§ **ASSIGNMENT**:
Retype the records that follow, every line exactly as written.

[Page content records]
::::::

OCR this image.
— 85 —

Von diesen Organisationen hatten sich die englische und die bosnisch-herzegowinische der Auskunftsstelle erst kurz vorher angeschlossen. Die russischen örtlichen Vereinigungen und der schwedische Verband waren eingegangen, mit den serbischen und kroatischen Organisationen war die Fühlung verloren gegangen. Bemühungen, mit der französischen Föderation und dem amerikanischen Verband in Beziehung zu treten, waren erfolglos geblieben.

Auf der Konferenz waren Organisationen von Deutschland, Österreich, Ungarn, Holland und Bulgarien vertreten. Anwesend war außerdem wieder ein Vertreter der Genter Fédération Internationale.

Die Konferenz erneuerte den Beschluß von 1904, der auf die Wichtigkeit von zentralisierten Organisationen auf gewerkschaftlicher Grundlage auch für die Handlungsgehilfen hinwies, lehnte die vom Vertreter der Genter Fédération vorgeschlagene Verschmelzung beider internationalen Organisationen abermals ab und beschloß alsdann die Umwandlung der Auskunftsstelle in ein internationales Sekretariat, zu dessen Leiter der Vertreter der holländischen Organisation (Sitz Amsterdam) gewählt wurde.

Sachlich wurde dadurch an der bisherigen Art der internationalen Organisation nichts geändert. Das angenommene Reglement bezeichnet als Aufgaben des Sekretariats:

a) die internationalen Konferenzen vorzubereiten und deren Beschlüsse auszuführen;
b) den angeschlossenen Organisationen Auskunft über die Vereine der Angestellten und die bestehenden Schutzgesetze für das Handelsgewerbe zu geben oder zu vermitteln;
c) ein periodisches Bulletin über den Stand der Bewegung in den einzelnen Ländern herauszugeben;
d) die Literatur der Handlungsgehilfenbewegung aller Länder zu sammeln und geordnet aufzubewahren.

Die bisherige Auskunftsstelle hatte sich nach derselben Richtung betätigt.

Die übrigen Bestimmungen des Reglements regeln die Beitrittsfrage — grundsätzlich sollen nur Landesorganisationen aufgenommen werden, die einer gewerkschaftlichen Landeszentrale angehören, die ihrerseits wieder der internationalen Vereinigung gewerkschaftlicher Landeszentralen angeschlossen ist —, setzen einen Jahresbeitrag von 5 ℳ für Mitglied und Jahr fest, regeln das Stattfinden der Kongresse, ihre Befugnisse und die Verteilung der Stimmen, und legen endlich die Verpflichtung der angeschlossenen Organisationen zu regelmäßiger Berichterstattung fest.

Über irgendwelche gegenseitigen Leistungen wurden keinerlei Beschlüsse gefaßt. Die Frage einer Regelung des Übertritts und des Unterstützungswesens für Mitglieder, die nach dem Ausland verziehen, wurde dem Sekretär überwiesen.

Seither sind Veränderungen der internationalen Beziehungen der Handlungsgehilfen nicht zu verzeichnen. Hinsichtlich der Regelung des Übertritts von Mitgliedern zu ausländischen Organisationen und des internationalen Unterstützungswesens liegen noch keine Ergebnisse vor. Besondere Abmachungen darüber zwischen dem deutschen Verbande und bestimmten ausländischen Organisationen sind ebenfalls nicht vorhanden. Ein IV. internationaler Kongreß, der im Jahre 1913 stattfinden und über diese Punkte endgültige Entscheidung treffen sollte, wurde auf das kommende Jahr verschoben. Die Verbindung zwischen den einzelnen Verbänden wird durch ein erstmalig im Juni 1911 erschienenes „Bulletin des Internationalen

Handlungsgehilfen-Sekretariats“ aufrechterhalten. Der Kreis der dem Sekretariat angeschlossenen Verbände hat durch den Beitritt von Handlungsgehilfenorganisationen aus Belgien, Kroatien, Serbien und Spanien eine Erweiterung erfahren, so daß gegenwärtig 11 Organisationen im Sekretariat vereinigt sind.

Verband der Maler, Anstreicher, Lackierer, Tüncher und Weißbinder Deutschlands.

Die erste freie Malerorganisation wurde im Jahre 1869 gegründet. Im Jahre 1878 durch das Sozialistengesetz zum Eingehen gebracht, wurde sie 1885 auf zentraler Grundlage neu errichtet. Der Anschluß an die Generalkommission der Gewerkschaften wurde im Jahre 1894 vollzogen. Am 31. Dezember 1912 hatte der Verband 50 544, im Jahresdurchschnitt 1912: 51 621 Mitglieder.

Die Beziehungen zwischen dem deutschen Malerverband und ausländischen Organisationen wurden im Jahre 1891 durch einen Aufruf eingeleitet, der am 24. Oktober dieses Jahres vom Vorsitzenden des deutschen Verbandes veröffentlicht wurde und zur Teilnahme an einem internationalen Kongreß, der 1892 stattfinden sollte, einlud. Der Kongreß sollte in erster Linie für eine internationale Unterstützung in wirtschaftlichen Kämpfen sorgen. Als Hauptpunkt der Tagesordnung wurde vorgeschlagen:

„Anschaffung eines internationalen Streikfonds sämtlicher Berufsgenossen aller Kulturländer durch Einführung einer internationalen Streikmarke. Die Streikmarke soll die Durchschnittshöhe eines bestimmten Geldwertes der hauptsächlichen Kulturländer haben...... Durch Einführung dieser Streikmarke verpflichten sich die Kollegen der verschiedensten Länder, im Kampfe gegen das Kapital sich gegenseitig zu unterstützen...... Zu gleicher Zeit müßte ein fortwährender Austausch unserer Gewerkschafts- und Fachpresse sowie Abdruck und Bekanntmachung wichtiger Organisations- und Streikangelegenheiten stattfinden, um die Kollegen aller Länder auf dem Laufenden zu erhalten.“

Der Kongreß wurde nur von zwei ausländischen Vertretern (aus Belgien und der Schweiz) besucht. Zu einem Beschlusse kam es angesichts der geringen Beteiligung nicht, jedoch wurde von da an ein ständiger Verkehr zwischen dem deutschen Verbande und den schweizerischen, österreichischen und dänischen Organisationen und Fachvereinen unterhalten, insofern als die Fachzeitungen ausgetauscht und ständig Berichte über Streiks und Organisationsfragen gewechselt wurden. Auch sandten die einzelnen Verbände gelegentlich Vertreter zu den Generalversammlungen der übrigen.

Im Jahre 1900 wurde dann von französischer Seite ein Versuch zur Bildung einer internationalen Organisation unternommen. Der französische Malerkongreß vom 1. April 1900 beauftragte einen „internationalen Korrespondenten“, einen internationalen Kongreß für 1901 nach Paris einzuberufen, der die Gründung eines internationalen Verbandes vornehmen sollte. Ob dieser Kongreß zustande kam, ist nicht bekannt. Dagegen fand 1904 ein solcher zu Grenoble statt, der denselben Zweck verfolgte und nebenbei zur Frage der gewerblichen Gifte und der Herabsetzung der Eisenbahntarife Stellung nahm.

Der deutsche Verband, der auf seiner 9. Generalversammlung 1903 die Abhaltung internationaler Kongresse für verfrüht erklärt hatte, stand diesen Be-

::::::

§ **YOUR RESPONSE**:
OCR this image.
— 85 —

Von diesen Organisationen hatten sich die englische und die bosnisch-herzegowinische der Auskunftsstelle erst kurz vorher angeschlossen. Die russischen örtlichen Vereinigungen und der schwedische Verband waren eingegangen, mit den serbischen und kroatischen Organisationen war die Fühlung verloren gegangen. Bemühungen, mit der französischen Föderation und dem amerikanischen Verband in Beziehung zu treten, waren erfolglos geblieben.

Auf der Konferenz waren Organisationen von Deutschland, Österreich, Ungarn, Holland und Bulgarien vertreten. Anwesend war außerdem wieder ein Vertreter der Genter Fédération Internationale.

Die Konferenz erneuerte den Beschluß von 1904, der auf die Wichtigkeit von zentralisierten Organisationen auf gewerkschaftlicher Grundlage auch für die Handlungsgehilfen hinwies, lehnte die vom Vertreter der Genter Fédération vorgeschlagene Verschmelzung beider internationalen Organisationen abermals ab und beschloß alsdann die Umwandlung der Auskunftsstelle in ein internationales Sekretariat, zu dessen Leiter der Vertreter der holländischen Organisation (Sitz Amsterdam) gewählt wurde.

Sachlich wurde dadurch an der bisherigen Art der internationalen Organisation nichts geändert. Das angenommene Reglement bezeichnet als Aufgaben des Sekretariats:

a) die internationalen Konferenzen vorzubereiten und deren Beschlüsse auszuführen;
b) den angeschlossenen Organisationen Auskunft über die Vereine der Angestellten und die bestehenden Schutzgesetze für das Handelsgewerbe zu geben oder zu vermitteln;
c) ein periodisches Bulletin über den Stand der Bewegung in den einzelnen Ländern herauszugeben;
d) die Literatur der Handlungsgehilfenbewegung aller Länder zu sammeln und geordnet aufzubewahren.

Die bisherige Auskunftsstelle hatte sich nach derselben Richtung betätigt.

Die übrigen Bestimmungen des Reglements regeln die Beitrittsfrage — grundsätzlich sollen nur Landesorganisationen aufgenommen werden, die einer gewerkschaftlichen Landeszentrale angehören, die ihrerseits wieder der internationalen Vereinigung gewerkschaftlicher Landeszentralen angeschlossen ist —, setzen einen Jahresbeitrag von 5 ℳ für Mitglied und Jahr fest, regeln das Stattfinden der Kongresse, ihre Befugnisse und die Verteilung der Stimmen, und legen endlich die Verpflichtung der angeschlossenen Organisationen zu regelmäßiger Berichterstattung fest.

Über irgendwelche gegenseitigen Leistungen wurden keinerlei Beschlüsse gefaßt. Die Frage einer Regelung des Übertritts und des Unterstützungswesens für Mitglieder, die nach dem Ausland verziehen, wurde dem Sekretär überwiesen.

Seither sind Veränderungen der internationalen Beziehungen der Handlungsgehilfen nicht zu verzeichnen. Hinsichtlich der Regelung des Übertritts von Mitgliedern zu ausländischen Organisationen und des internationalen Unterstützungswesens liegen noch keine Ergebnisse vor. Besondere Abmachungen darüber zwischen dem deutschen Verbande und bestimmten ausländischen Organisationen sind ebenfalls nicht vorhanden. Ein IV. internationaler Kongreß, der im Jahre 1913 stattfinden und über diese Punkte endgültige Entscheidung treffen sollte, wurde auf das kommende Jahr verschoben. Die Verbindung zwischen den einzelnen Verbänden wird durch ein erstmalig im Juni 1911 erschienenes „Bulletin des Internationalen

Handlungsgehilfen-Sekretariats“ aufrechterhalten. Der Kreis der dem Sekretariat angeschlossenen Verbände hat durch den Beitritt von Handlungsgehilfenorganisationen aus Belgien, Kroatien, Serbien und Spanien eine Erweiterung erfahren, so daß gegenwärtig 11 Organisationen im Sekretariat vereinigt sind.

Verband der Maler, Anstreicher, Lackierer, Tüncher und Weißbinder Deutschlands.

Die erste freie Malerorganisation wurde im Jahre 1869 gegründet. Im Jahre 1878 durch das Sozialistengesetz zum Eingehen gebracht, wurde sie 1885 auf zentraler Grundlage neu errichtet. Der Anschluß an die Generalkommission der Gewerkschaften wurde im Jahre 1894 vollzogen. Am 31. Dezember 1912 hatte der Verband 50 544, im Jahresdurchschnitt 1912: 51 621 Mitglieder.

Die Beziehungen zwischen dem deutschen Malerverband und ausländischen Organisationen wurden im Jahre 1891 durch einen Aufruf eingeleitet, der am 24. Oktober dieses Jahres vom Vorsitzenden des deutschen Verbandes veröffentlicht wurde und zur Teilnahme an einem internationalen Kongreß, der 1892 stattfinden sollte, einlud. Der Kongreß sollte in erster Linie für eine internationale Unterstützung in wirtschaftlichen Kämpfen sorgen. Als Hauptpunkt der Tagesordnung wurde vorgeschlagen:

„Anschaffung eines internationalen Streikfonds sämtlicher Berufsgenossen aller Kulturländer durch Einführung einer internationalen Streikmarke. Die Streikmarke soll die Durchschnittshöhe eines bestimmten Geldwertes der hauptsächlichen Kulturländer haben...... Durch Einführung dieser Streikmarke verpflichten sich die Kollegen der verschiedensten Länder, im Kampfe gegen das Kapital sich gegenseitig zu unterstützen...... Zu gleicher Zeit müßte ein fortwährender Austausch unserer Gewerkschafts- und Fachpresse sowie Abdruck und Bekanntmachung wichtiger Organisations- und Streikangelegenheiten stattfinden, um die Kollegen aller Länder auf dem Laufenden zu erhalten.“

Der Kongreß wurde nur von zwei ausländischen Vertretern (aus Belgien und der Schweiz) besucht. Zu einem Beschlusse kam es angesichts der geringen Beteiligung nicht, jedoch wurde von da an ein ständiger Verkehr zwischen dem deutschen Verbande und den schweizerischen, österreichischen und dänischen Organisationen und Fachvereinen unterhalten, insofern als die Fachzeitungen ausgetauscht und ständig Berichte über Streiks und Organisationsfragen gewechselt wurden. Auch sandten die einzelnen Verbände gelegentlich Vertreter zu den Generalversammlungen der übrigen.

Im Jahre 1900 wurde dann von französischer Seite ein Versuch zur Bildung einer internationalen Organisation unternommen. Der französische Malerkongreß vom 1. April 1900 beauftragte einen „internationalen Korrespondenten“, einen internationalen Kongreß für 1901 nach Paris einzuberufen, der die Gründung eines internationalen Verbandes vornehmen sollte. Ob dieser Kongreß zustande kam, ist nicht bekannt. Dagegen fand 1904 ein solcher zu Grenoble statt, der denselben Zweck verfolgte und nebenbei zur Frage der gewerblichen Gifte und der Herabsetzung der Eisenbahntarife Stellung nahm.

Der deutsche Verband, der auf seiner 9. Generalversammlung 1903 die Abhaltung internationaler Kongresse für verfrüht erklärt hatte, stand diesen Be-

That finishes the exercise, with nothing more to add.